** Begin Records **

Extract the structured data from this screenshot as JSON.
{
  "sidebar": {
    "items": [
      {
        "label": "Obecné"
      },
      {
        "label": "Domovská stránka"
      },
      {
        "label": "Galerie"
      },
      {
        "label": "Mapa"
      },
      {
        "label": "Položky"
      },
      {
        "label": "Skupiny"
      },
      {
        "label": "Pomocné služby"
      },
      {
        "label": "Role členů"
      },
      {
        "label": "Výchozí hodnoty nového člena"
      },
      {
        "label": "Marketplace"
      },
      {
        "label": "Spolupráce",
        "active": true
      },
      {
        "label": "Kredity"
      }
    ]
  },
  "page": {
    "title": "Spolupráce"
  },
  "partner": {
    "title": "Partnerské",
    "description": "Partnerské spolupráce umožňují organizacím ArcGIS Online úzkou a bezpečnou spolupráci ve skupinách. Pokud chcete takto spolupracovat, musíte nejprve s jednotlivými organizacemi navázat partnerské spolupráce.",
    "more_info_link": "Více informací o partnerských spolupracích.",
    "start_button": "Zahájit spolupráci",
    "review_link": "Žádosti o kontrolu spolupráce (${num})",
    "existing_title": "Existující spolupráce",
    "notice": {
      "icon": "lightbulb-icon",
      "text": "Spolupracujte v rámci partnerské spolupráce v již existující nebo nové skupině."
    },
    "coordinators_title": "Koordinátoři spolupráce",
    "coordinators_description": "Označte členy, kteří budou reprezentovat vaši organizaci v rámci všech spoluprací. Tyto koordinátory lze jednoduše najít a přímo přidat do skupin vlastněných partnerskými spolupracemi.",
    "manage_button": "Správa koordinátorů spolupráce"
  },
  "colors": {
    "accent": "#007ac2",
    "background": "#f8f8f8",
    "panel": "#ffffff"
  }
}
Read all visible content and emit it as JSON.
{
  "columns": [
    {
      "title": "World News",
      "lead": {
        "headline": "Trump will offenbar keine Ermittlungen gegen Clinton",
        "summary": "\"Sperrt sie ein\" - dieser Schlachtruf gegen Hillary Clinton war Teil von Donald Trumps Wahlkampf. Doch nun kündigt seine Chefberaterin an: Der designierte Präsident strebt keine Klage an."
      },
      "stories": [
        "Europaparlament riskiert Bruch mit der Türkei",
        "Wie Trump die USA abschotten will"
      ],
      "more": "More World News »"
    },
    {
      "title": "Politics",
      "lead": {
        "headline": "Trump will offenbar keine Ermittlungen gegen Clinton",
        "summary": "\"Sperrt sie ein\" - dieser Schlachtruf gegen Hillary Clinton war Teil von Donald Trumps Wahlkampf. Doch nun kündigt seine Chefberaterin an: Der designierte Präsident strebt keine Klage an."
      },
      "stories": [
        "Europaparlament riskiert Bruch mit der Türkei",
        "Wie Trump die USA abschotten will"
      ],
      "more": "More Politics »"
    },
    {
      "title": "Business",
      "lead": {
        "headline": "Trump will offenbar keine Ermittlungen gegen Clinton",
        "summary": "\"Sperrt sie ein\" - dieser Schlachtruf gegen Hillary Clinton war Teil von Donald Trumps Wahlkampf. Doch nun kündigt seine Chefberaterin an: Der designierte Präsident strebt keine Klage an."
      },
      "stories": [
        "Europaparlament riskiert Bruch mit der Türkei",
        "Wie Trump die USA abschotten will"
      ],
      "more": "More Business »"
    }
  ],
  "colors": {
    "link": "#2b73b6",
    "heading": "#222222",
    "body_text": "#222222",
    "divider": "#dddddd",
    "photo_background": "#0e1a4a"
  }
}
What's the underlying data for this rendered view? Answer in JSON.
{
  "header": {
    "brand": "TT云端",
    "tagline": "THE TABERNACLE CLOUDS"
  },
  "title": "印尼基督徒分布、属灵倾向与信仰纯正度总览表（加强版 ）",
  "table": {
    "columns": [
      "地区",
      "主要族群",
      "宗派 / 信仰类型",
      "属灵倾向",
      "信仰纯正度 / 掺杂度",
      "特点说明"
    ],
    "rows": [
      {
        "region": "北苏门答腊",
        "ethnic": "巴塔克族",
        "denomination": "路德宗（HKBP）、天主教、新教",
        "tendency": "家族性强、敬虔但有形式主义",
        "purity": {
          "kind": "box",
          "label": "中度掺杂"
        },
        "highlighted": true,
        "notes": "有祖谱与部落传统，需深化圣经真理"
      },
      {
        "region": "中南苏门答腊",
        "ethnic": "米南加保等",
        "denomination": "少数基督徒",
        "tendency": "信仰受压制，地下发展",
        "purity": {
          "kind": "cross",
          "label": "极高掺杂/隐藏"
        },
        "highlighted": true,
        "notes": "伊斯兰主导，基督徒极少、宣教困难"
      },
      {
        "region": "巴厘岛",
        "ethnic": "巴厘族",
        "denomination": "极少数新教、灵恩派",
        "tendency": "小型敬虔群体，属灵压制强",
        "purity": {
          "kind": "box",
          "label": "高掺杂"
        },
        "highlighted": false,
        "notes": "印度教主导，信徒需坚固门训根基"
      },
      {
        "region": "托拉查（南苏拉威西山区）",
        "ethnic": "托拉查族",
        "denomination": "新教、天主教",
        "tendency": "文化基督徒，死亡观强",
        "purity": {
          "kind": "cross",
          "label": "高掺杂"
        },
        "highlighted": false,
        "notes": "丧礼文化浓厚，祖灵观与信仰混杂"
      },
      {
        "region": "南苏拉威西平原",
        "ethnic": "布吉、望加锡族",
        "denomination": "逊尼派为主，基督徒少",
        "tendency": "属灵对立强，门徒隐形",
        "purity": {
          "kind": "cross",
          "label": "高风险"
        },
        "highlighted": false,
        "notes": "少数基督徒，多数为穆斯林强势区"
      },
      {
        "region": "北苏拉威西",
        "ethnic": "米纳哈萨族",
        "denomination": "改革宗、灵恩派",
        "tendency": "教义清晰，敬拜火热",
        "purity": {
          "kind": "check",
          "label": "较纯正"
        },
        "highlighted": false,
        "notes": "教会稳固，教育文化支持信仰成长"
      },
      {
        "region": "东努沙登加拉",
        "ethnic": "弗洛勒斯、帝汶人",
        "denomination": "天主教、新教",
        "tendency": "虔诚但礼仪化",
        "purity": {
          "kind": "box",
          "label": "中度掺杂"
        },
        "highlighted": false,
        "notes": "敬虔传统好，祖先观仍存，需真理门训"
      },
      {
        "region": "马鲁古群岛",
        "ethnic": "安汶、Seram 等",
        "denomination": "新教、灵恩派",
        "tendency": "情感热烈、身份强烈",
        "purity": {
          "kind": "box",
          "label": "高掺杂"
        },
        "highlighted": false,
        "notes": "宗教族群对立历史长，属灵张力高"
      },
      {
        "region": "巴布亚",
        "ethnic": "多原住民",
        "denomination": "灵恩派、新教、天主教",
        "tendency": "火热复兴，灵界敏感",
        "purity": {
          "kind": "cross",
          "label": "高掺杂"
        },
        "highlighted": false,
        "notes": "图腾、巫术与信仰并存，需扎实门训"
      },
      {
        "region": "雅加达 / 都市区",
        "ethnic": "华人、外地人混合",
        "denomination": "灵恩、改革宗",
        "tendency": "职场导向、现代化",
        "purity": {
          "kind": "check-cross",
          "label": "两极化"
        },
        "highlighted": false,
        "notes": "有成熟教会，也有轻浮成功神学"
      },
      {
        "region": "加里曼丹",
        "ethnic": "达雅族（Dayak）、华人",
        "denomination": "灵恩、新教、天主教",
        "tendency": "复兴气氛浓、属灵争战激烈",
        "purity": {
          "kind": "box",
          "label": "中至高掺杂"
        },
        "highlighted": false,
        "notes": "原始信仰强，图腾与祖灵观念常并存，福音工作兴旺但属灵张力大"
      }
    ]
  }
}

** End Records **

*Directions for this task*.
Which lines in the listing above hold the word "data"? Show each of them.

*The completed task*.
Extract the structured data from this screenshot as JSON.
What's the underlying data for this rendered view? Answer in JSON.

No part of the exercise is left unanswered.